» **The task**
Leave out the pictures and copy every record exactly.

» **The input**

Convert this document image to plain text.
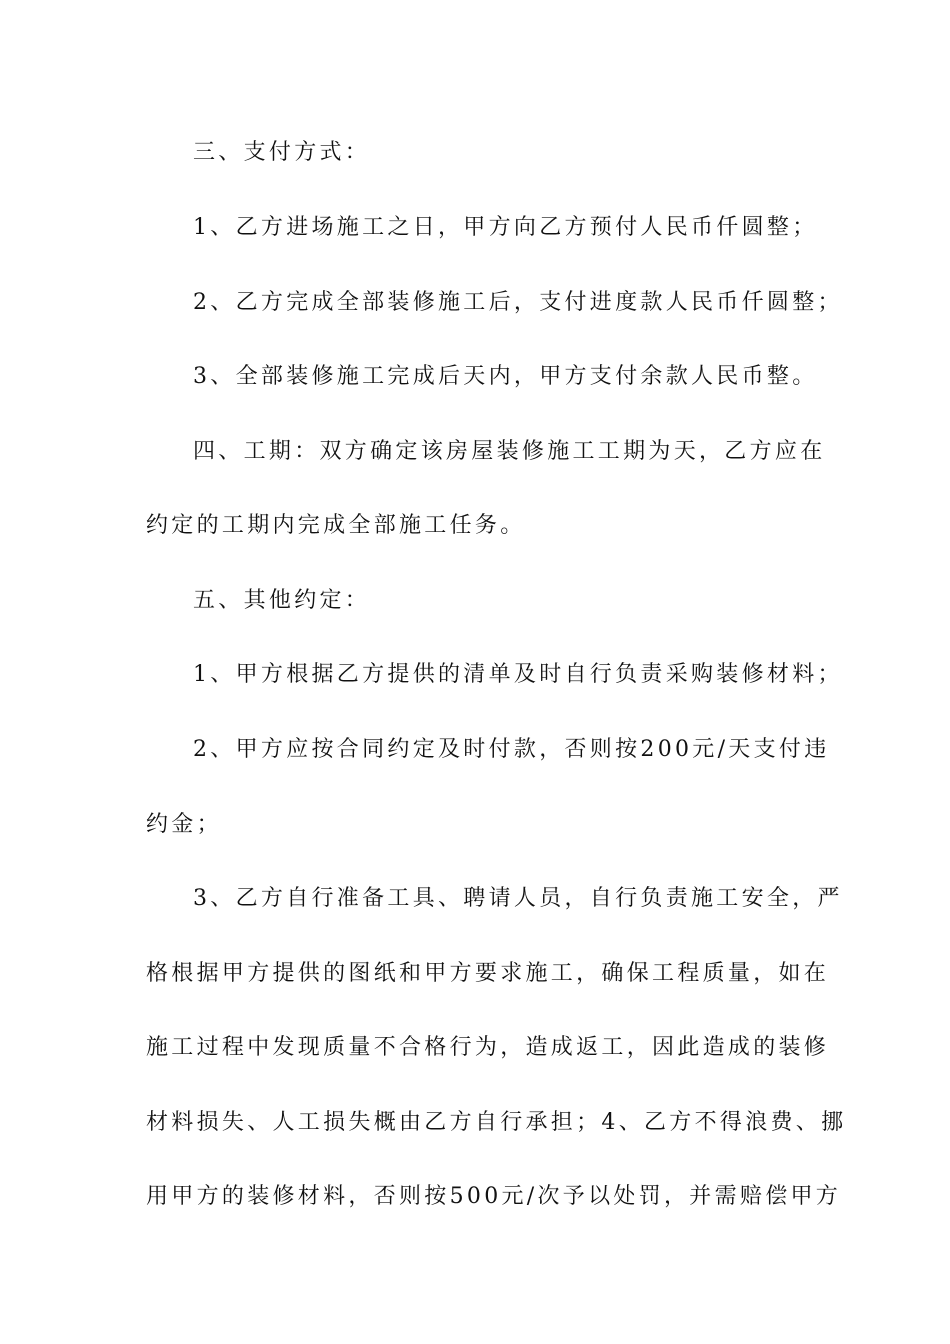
三、支付方式：
1、乙方进场施工之日，甲方向乙方预付人民币仟圆整；
2、乙方完成全部装修施工后，支付进度款人民币仟圆整；
3、全部装修施工完成后天内，甲方支付余款人民币整。
四、工期：双方确定该房屋装修施工工期为天，乙方应在
约定的工期内完成全部施工任务。
五、其他约定：
1、甲方根据乙方提供的清单及时自行负责采购装修材料；
2、甲方应按合同约定及时付款，否则按200元/天支付违
约金；
3、乙方自行准备工具、聘请人员，自行负责施工安全，严
格根据甲方提供的图纸和甲方要求施工，确保工程质量，如在
施工过程中发现质量不合格行为，造成返工，因此造成的装修
材料损失、人工损失概由乙方自行承担；4、乙方不得浪费、挪
用甲方的装修材料，否则按500元/次予以处罚，并需赔偿甲方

» **The completed task**
Convert this document image to plain text.
三、支付方式：
1、乙方进场施工之日，甲方向乙方预付人民币仟圆整；
2、乙方完成全部装修施工后，支付进度款人民币仟圆整；
3、全部装修施工完成后天内，甲方支付余款人民币整。
四、工期：双方确定该房屋装修施工工期为天，乙方应在
约定的工期内完成全部施工任务。
五、其他约定：
1、甲方根据乙方提供的清单及时自行负责采购装修材料；
2、甲方应按合同约定及时付款，否则按200元/天支付违
约金；
3、乙方自行准备工具、聘请人员，自行负责施工安全，严
格根据甲方提供的图纸和甲方要求施工，确保工程质量，如在
施工过程中发现质量不合格行为，造成返工，因此造成的装修
材料损失、人工损失概由乙方自行承担；4、乙方不得浪费、挪
用甲方的装修材料，否则按500元/次予以处罚，并需赔偿甲方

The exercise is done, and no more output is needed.